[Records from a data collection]
- - - - -

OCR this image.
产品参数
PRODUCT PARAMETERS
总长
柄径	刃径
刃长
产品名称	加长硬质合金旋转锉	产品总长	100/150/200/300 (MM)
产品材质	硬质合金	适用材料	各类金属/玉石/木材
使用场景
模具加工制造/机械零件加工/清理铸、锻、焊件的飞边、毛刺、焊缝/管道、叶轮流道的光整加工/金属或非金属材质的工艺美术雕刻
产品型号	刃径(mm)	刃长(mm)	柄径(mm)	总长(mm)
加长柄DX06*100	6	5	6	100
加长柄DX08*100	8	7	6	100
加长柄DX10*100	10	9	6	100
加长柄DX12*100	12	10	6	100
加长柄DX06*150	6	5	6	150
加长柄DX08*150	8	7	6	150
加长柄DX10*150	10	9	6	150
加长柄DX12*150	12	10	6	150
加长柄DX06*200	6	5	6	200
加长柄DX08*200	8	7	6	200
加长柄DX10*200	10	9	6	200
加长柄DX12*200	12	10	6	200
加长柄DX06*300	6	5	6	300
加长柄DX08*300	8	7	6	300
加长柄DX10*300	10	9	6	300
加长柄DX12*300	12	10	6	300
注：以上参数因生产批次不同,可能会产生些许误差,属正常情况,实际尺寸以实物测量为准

- - - - -

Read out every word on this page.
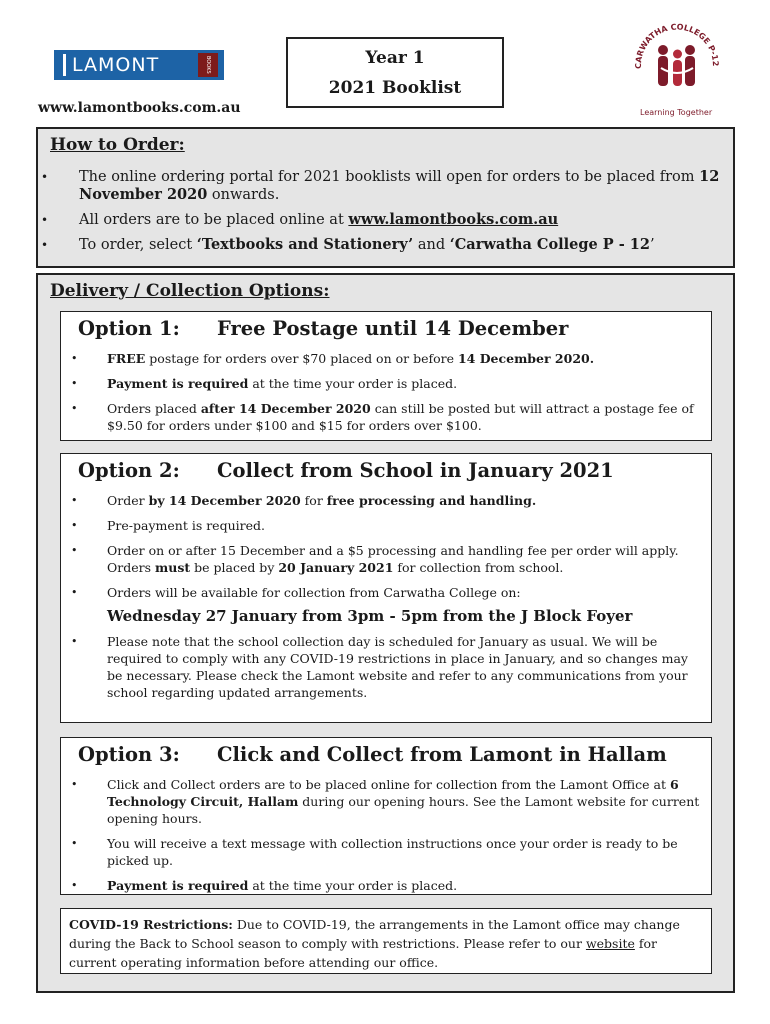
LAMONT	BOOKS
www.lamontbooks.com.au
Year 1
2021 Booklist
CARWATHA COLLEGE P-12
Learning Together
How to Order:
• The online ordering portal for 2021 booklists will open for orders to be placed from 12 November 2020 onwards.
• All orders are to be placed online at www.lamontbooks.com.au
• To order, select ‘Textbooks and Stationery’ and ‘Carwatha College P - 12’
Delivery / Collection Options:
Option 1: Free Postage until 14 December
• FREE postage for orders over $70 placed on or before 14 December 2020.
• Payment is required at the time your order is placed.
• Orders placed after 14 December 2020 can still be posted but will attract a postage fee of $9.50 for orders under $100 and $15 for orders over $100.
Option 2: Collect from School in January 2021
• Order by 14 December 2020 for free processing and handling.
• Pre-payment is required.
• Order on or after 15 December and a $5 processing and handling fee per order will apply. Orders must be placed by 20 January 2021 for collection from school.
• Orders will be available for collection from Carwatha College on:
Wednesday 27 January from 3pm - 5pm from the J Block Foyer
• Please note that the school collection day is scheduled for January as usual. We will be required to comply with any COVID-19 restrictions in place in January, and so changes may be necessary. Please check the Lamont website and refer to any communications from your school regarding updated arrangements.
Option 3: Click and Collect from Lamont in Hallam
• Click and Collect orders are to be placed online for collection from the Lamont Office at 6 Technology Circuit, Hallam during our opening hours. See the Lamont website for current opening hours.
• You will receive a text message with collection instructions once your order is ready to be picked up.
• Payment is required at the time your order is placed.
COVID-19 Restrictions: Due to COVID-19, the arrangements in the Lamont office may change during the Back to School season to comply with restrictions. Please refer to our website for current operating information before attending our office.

- - - - -

▶ _Goal_: From the entries, copy out each line containing the word "comply".

▶ _The output_:
• Please note that the school collection day is scheduled for January as usual. We will be required to comply with any COVID-19 restrictions in place in January, and so changes may be necessary. Please check the Lamont website and refer to any communications from your school regarding updated arrangements.
COVID-19 Restrictions: Due to COVID-19, the arrangements in the Lamont office may change during the Back to School season to comply with restrictions. Please refer to our website for current operating information before attending our office.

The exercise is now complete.